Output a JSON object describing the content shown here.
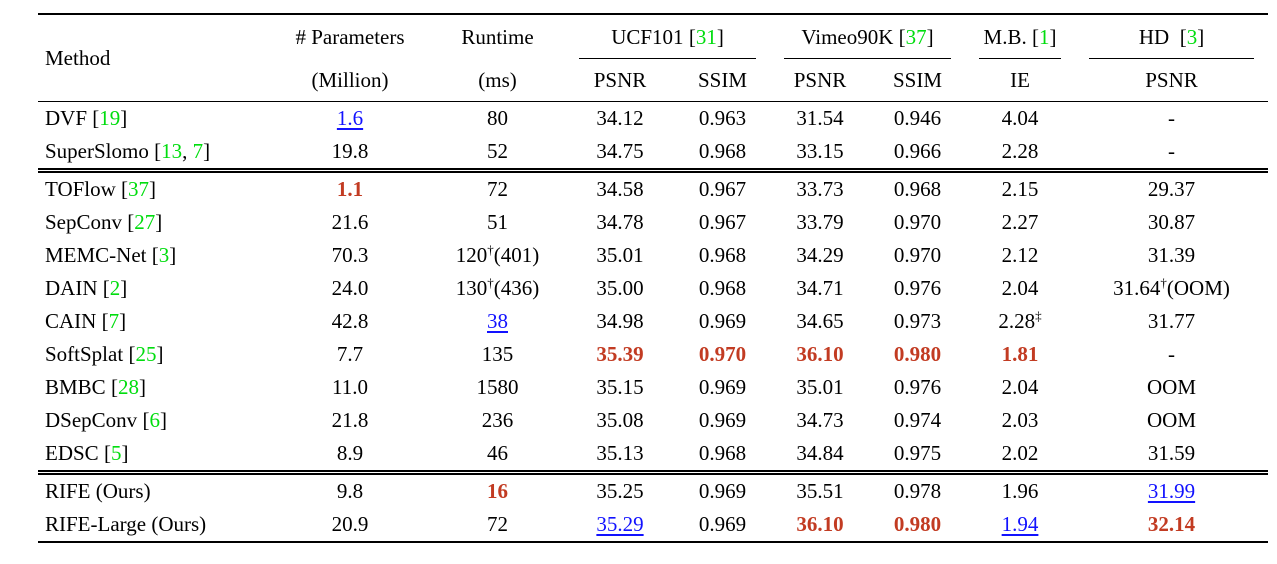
{
  "colors": {
    "citation_green": "#00dd0e",
    "best_red": "#c23b22",
    "second_blue": "#1212ff",
    "rule_black": "#000000",
    "background": "#ffffff"
  },
  "table": {
    "method_header": "Method",
    "simple_cols": [
      {
        "line1": "# Parameters",
        "line2": "(Million)"
      },
      {
        "line1": "Runtime",
        "line2": "(ms)"
      }
    ],
    "groups": [
      {
        "name": "UCF101",
        "cite": "31",
        "subs": [
          "PSNR",
          "SSIM"
        ]
      },
      {
        "name": "Vimeo90K",
        "cite": "37",
        "subs": [
          "PSNR",
          "SSIM"
        ]
      },
      {
        "name": "M.B.",
        "cite": "1",
        "subs": [
          "IE"
        ]
      },
      {
        "name": "HD",
        "cite": "3",
        "subs": [
          "PSNR"
        ]
      }
    ],
    "sections": [
      {
        "rows": [
          {
            "method": "DVF",
            "cite": [
              "19"
            ],
            "cells": [
              {
                "t": "1.6",
                "s": "second"
              },
              {
                "t": "80"
              },
              {
                "t": "34.12"
              },
              {
                "t": "0.963"
              },
              {
                "t": "31.54"
              },
              {
                "t": "0.946"
              },
              {
                "t": "4.04"
              },
              {
                "t": "-"
              }
            ]
          },
          {
            "method": "SuperSlomo",
            "cite": [
              "13",
              "7"
            ],
            "cells": [
              {
                "t": "19.8"
              },
              {
                "t": "52"
              },
              {
                "t": "34.75"
              },
              {
                "t": "0.968"
              },
              {
                "t": "33.15"
              },
              {
                "t": "0.966"
              },
              {
                "t": "2.28"
              },
              {
                "t": "-"
              }
            ]
          }
        ]
      },
      {
        "rows": [
          {
            "method": "TOFlow",
            "cite": [
              "37"
            ],
            "cells": [
              {
                "t": "1.1",
                "s": "best"
              },
              {
                "t": "72"
              },
              {
                "t": "34.58"
              },
              {
                "t": "0.967"
              },
              {
                "t": "33.73"
              },
              {
                "t": "0.968"
              },
              {
                "t": "2.15"
              },
              {
                "t": "29.37"
              }
            ]
          },
          {
            "method": "SepConv",
            "cite": [
              "27"
            ],
            "cells": [
              {
                "t": "21.6"
              },
              {
                "t": "51"
              },
              {
                "t": "34.78"
              },
              {
                "t": "0.967"
              },
              {
                "t": "33.79"
              },
              {
                "t": "0.970"
              },
              {
                "t": "2.27"
              },
              {
                "t": "30.87"
              }
            ]
          },
          {
            "method": "MEMC-Net",
            "cite": [
              "3"
            ],
            "cells": [
              {
                "t": "70.3"
              },
              {
                "t": "120†(401)"
              },
              {
                "t": "35.01"
              },
              {
                "t": "0.968"
              },
              {
                "t": "34.29"
              },
              {
                "t": "0.970"
              },
              {
                "t": "2.12"
              },
              {
                "t": "31.39"
              }
            ]
          },
          {
            "method": "DAIN",
            "cite": [
              "2"
            ],
            "cells": [
              {
                "t": "24.0"
              },
              {
                "t": "130†(436)"
              },
              {
                "t": "35.00"
              },
              {
                "t": "0.968"
              },
              {
                "t": "34.71"
              },
              {
                "t": "0.976"
              },
              {
                "t": "2.04"
              },
              {
                "t": "31.64†(OOM)"
              }
            ]
          },
          {
            "method": "CAIN",
            "cite": [
              "7"
            ],
            "cells": [
              {
                "t": "42.8"
              },
              {
                "t": "38",
                "s": "second"
              },
              {
                "t": "34.98"
              },
              {
                "t": "0.969"
              },
              {
                "t": "34.65"
              },
              {
                "t": "0.973"
              },
              {
                "t": "2.28‡"
              },
              {
                "t": "31.77"
              }
            ]
          },
          {
            "method": "SoftSplat",
            "cite": [
              "25"
            ],
            "cells": [
              {
                "t": "7.7"
              },
              {
                "t": "135"
              },
              {
                "t": "35.39",
                "s": "best"
              },
              {
                "t": "0.970",
                "s": "best"
              },
              {
                "t": "36.10",
                "s": "best"
              },
              {
                "t": "0.980",
                "s": "best"
              },
              {
                "t": "1.81",
                "s": "best"
              },
              {
                "t": "-"
              }
            ]
          },
          {
            "method": "BMBC",
            "cite": [
              "28"
            ],
            "cells": [
              {
                "t": "11.0"
              },
              {
                "t": "1580"
              },
              {
                "t": "35.15"
              },
              {
                "t": "0.969"
              },
              {
                "t": "35.01"
              },
              {
                "t": "0.976"
              },
              {
                "t": "2.04"
              },
              {
                "t": "OOM"
              }
            ]
          },
          {
            "method": "DSepConv",
            "cite": [
              "6"
            ],
            "cells": [
              {
                "t": "21.8"
              },
              {
                "t": "236"
              },
              {
                "t": "35.08"
              },
              {
                "t": "0.969"
              },
              {
                "t": "34.73"
              },
              {
                "t": "0.974"
              },
              {
                "t": "2.03"
              },
              {
                "t": "OOM"
              }
            ]
          },
          {
            "method": "EDSC",
            "cite": [
              "5"
            ],
            "cells": [
              {
                "t": "8.9"
              },
              {
                "t": "46"
              },
              {
                "t": "35.13"
              },
              {
                "t": "0.968"
              },
              {
                "t": "34.84"
              },
              {
                "t": "0.975"
              },
              {
                "t": "2.02"
              },
              {
                "t": "31.59"
              }
            ]
          }
        ]
      },
      {
        "rows": [
          {
            "method": "RIFE (Ours)",
            "cite": [],
            "cells": [
              {
                "t": "9.8"
              },
              {
                "t": "16",
                "s": "best"
              },
              {
                "t": "35.25"
              },
              {
                "t": "0.969"
              },
              {
                "t": "35.51"
              },
              {
                "t": "0.978"
              },
              {
                "t": "1.96"
              },
              {
                "t": "31.99",
                "s": "second"
              }
            ]
          },
          {
            "method": "RIFE-Large (Ours)",
            "cite": [],
            "cells": [
              {
                "t": "20.9"
              },
              {
                "t": "72"
              },
              {
                "t": "35.29",
                "s": "second"
              },
              {
                "t": "0.969"
              },
              {
                "t": "36.10",
                "s": "best"
              },
              {
                "t": "0.980",
                "s": "best"
              },
              {
                "t": "1.94",
                "s": "second"
              },
              {
                "t": "32.14",
                "s": "best"
              }
            ]
          }
        ]
      }
    ]
  }
}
____________
▶ _Stated goal_: Please set down each line of the data above exactly as written, without the pictures.

▶ _Solution_:
Output a JSON object describing the content shown here.
{
  "colors": {
    "citation_green": "#00dd0e",
    "best_red": "#c23b22",
    "second_blue": "#1212ff",
    "rule_black": "#000000",
    "background": "#ffffff"
  },
  "table": {
    "method_header": "Method",
    "simple_cols": [
      {
        "line1": "# Parameters",
        "line2": "(Million)"
      },
      {
        "line1": "Runtime",
        "line2": "(ms)"
      }
    ],
    "groups": [
      {
        "name": "UCF101",
        "cite": "31",
        "subs": [
          "PSNR",
          "SSIM"
        ]
      },
      {
        "name": "Vimeo90K",
        "cite": "37",
        "subs": [
          "PSNR",
          "SSIM"
        ]
      },
      {
        "name": "M.B.",
        "cite": "1",
        "subs": [
          "IE"
        ]
      },
      {
        "name": "HD",
        "cite": "3",
        "subs": [
          "PSNR"
        ]
      }
    ],
    "sections": [
      {
        "rows": [
          {
            "method": "DVF",
            "cite": [
              "19"
            ],
            "cells": [
              {
                "t": "1.6",
                "s": "second"
              },
              {
                "t": "80"
              },
              {
                "t": "34.12"
              },
              {
                "t": "0.963"
              },
              {
                "t": "31.54"
              },
              {
                "t": "0.946"
              },
              {
                "t": "4.04"
              },
              {
                "t": "-"
              }
            ]
          },
          {
            "method": "SuperSlomo",
            "cite": [
              "13",
              "7"
            ],
            "cells": [
              {
                "t": "19.8"
              },
              {
                "t": "52"
              },
              {
                "t": "34.75"
              },
              {
                "t": "0.968"
              },
              {
                "t": "33.15"
              },
              {
                "t": "0.966"
              },
              {
                "t": "2.28"
              },
              {
                "t": "-"
              }
            ]
          }
        ]
      },
      {
        "rows": [
          {
            "method": "TOFlow",
            "cite": [
              "37"
            ],
            "cells": [
              {
                "t": "1.1",
                "s": "best"
              },
              {
                "t": "72"
              },
              {
                "t": "34.58"
              },
              {
                "t": "0.967"
              },
              {
                "t": "33.73"
              },
              {
                "t": "0.968"
              },
              {
                "t": "2.15"
              },
              {
                "t": "29.37"
              }
            ]
          },
          {
            "method": "SepConv",
            "cite": [
              "27"
            ],
            "cells": [
              {
                "t": "21.6"
              },
              {
                "t": "51"
              },
              {
                "t": "34.78"
              },
              {
                "t": "0.967"
              },
              {
                "t": "33.79"
              },
              {
                "t": "0.970"
              },
              {
                "t": "2.27"
              },
              {
                "t": "30.87"
              }
            ]
          },
          {
            "method": "MEMC-Net",
            "cite": [
              "3"
            ],
            "cells": [
              {
                "t": "70.3"
              },
              {
                "t": "120†(401)"
              },
              {
                "t": "35.01"
              },
              {
                "t": "0.968"
              },
              {
                "t": "34.29"
              },
              {
                "t": "0.970"
              },
              {
                "t": "2.12"
              },
              {
                "t": "31.39"
              }
            ]
          },
          {
            "method": "DAIN",
            "cite": [
              "2"
            ],
            "cells": [
              {
                "t": "24.0"
              },
              {
                "t": "130†(436)"
              },
              {
                "t": "35.00"
              },
              {
                "t": "0.968"
              },
              {
                "t": "34.71"
              },
              {
                "t": "0.976"
              },
              {
                "t": "2.04"
              },
              {
                "t": "31.64†(OOM)"
              }
            ]
          },
          {
            "method": "CAIN",
            "cite": [
              "7"
            ],
            "cells": [
              {
                "t": "42.8"
              },
              {
                "t": "38",
                "s": "second"
              },
              {
                "t": "34.98"
              },
              {
                "t": "0.969"
              },
              {
                "t": "34.65"
              },
              {
                "t": "0.973"
              },
              {
                "t": "2.28‡"
              },
              {
                "t": "31.77"
              }
            ]
          },
          {
            "method": "SoftSplat",
            "cite": [
              "25"
            ],
            "cells": [
              {
                "t": "7.7"
              },
              {
                "t": "135"
              },
              {
                "t": "35.39",
                "s": "best"
              },
              {
                "t": "0.970",
                "s": "best"
              },
              {
                "t": "36.10",
                "s": "best"
              },
              {
                "t": "0.980",
                "s": "best"
              },
              {
                "t": "1.81",
                "s": "best"
              },
              {
                "t": "-"
              }
            ]
          },
          {
            "method": "BMBC",
            "cite": [
              "28"
            ],
            "cells": [
              {
                "t": "11.0"
              },
              {
                "t": "1580"
              },
              {
                "t": "35.15"
              },
              {
                "t": "0.969"
              },
              {
                "t": "35.01"
              },
              {
                "t": "0.976"
              },
              {
                "t": "2.04"
              },
              {
                "t": "OOM"
              }
            ]
          },
          {
            "method": "DSepConv",
            "cite": [
              "6"
            ],
            "cells": [
              {
                "t": "21.8"
              },
              {
                "t": "236"
              },
              {
                "t": "35.08"
              },
              {
                "t": "0.969"
              },
              {
                "t": "34.73"
              },
              {
                "t": "0.974"
              },
              {
                "t": "2.03"
              },
              {
                "t": "OOM"
              }
            ]
          },
          {
            "method": "EDSC",
            "cite": [
              "5"
            ],
            "cells": [
              {
                "t": "8.9"
              },
              {
                "t": "46"
              },
              {
                "t": "35.13"
              },
              {
                "t": "0.968"
              },
              {
                "t": "34.84"
              },
              {
                "t": "0.975"
              },
              {
                "t": "2.02"
              },
              {
                "t": "31.59"
              }
            ]
          }
        ]
      },
      {
        "rows": [
          {
            "method": "RIFE (Ours)",
            "cite": [],
            "cells": [
              {
                "t": "9.8"
              },
              {
                "t": "16",
                "s": "best"
              },
              {
                "t": "35.25"
              },
              {
                "t": "0.969"
              },
              {
                "t": "35.51"
              },
              {
                "t": "0.978"
              },
              {
                "t": "1.96"
              },
              {
                "t": "31.99",
                "s": "second"
              }
            ]
          },
          {
            "method": "RIFE-Large (Ours)",
            "cite": [],
            "cells": [
              {
                "t": "20.9"
              },
              {
                "t": "72"
              },
              {
                "t": "35.29",
                "s": "second"
              },
              {
                "t": "0.969"
              },
              {
                "t": "36.10",
                "s": "best"
              },
              {
                "t": "0.980",
                "s": "best"
              },
              {
                "t": "1.94",
                "s": "second"
              },
              {
                "t": "32.14",
                "s": "best"
              }
            ]
          }
        ]
      }
    ]
  }
}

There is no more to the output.